Your objective —
Do not copy the pictures; transcribe all other material exactly.

Saved data entries
####################
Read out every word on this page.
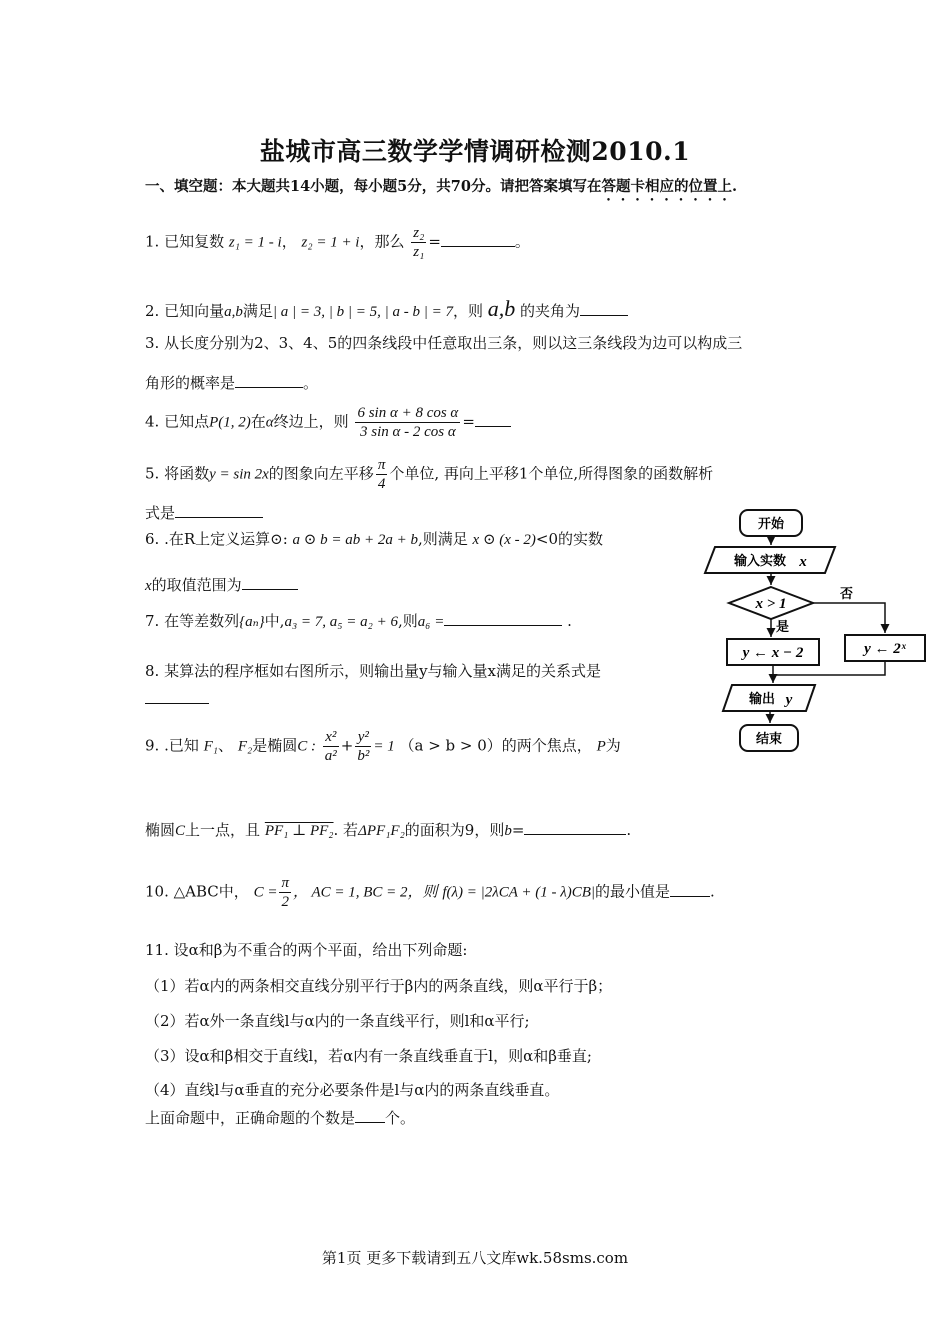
盐城市高三数学学情调研检测2010.1
一、填空题：本大题共14小题，每小题5分，共70分。请把答案填写在答题卡相应的位置上.
1. 已知复数 z₁ = 1 - i， z₂ = 1 + i，那么 $\frac{\text{z₂}}{\text{z₁}}$ =	。
2. 已知向量a,b满足| a | = 3, | b | = 5, | a - b | = 7，则 a,b 的夹角为
3. 从长度分别为2、3、4、5的四条线段中任意取出三条，则以这三条线段为边可以构成三
角形的概率是	。
4. 已知点P(1, 2)在α终边上，则 $\frac{\text{6 sin α + 8 cos α}}{\text{3 sin α - 2 cos α}}$ =
5. 将函数y = sin 2x的图象向左平移 $\frac{\pi}{4}$ 个单位, 再向上平移1个单位,所得图象的函数解析
式是
6. .在R上定义运算⊙: a ⊙ b = ab + 2a + b,则满足 x ⊙ (x - 2)<0的实数
x的取值范围为
7. 在等差数列{aₙ}中,a₃ = 7, a₅ = a₂ + 6,则a₆ =	.
8. 某算法的程序框如右图所示，则输出量y与输入量x满足的关系式是
9. .已知 F₁、 F₂是椭圆C : $\frac{\text{x²}}{\text{a²}} + \frac{\text{y²}}{\text{b²}} = 1$ （a > b > 0）的两个焦点， P为
椭圆C上一点，且 PF₁ ⊥ PF₂. 若ΔPF₁F₂的面积为9，则b=	.
10. △ABC中， $C = \frac{\pi}{2}$ ， AC = 1, BC = 2，则 f(λ) = |2λCA + (1 - λ)CB|的最小值是	.
11. 设α和β为不重合的两个平面，给出下列命题:
（1）若α内的两条相交直线分别平行于β内的两条直线，则α平行于β；
（2）若α外一条直线l与α内的一条直线平行，则l和α平行;
（3）设α和β相交于直线l，若α内有一条直线垂直于l，则α和β垂直;
（4）直线l与α垂直的充分必要条件是l与α内的两条直线垂直。
上面命题中，正确命题的个数是 个。
开始
输入实数 x
x > 1
否
是
y ← x − 2	y ← 2ˣ
输出 y
结束
第1页 更多下载请到五八文库wk.58sms.com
####################
Answer to the task —
Read out every word on this page.
盐城市高三数学学情调研检测2010.1
一、填空题：本大题共14小题，每小题5分，共70分。请把答案填写在答题卡相应的位置上.
1. 已知复数 z₁ = 1 - i， z₂ = 1 + i，那么 $\frac{\text{z₂}}{\text{z₁}}$ =	。
2. 已知向量a,b满足| a | = 3, | b | = 5, | a - b | = 7，则 a,b 的夹角为
3. 从长度分别为2、3、4、5的四条线段中任意取出三条，则以这三条线段为边可以构成三
角形的概率是	。
4. 已知点P(1, 2)在α终边上，则 $\frac{\text{6 sin α + 8 cos α}}{\text{3 sin α - 2 cos α}}$ =
5. 将函数y = sin 2x的图象向左平移 $\frac{\pi}{4}$ 个单位, 再向上平移1个单位,所得图象的函数解析
式是
6. .在R上定义运算⊙: a ⊙ b = ab + 2a + b,则满足 x ⊙ (x - 2)<0的实数
x的取值范围为
7. 在等差数列{aₙ}中,a₃ = 7, a₅ = a₂ + 6,则a₆ =	.
8. 某算法的程序框如右图所示，则输出量y与输入量x满足的关系式是
9. .已知 F₁、 F₂是椭圆C : $\frac{\text{x²}}{\text{a²}} + \frac{\text{y²}}{\text{b²}} = 1$ （a > b > 0）的两个焦点， P为
椭圆C上一点，且 PF₁ ⊥ PF₂. 若ΔPF₁F₂的面积为9，则b=	.
10. △ABC中， $C = \frac{\pi}{2}$ ， AC = 1, BC = 2，则 f(λ) = |2λCA + (1 - λ)CB|的最小值是	.
11. 设α和β为不重合的两个平面，给出下列命题:
（1）若α内的两条相交直线分别平行于β内的两条直线，则α平行于β；
（2）若α外一条直线l与α内的一条直线平行，则l和α平行;
（3）设α和β相交于直线l，若α内有一条直线垂直于l，则α和β垂直;
（4）直线l与α垂直的充分必要条件是l与α内的两条直线垂直。
上面命题中，正确命题的个数是 个。
开始
输入实数 x
x > 1
否
是
y ← x − 2	y ← 2ˣ
输出 y
结束
第1页 更多下载请到五八文库wk.58sms.com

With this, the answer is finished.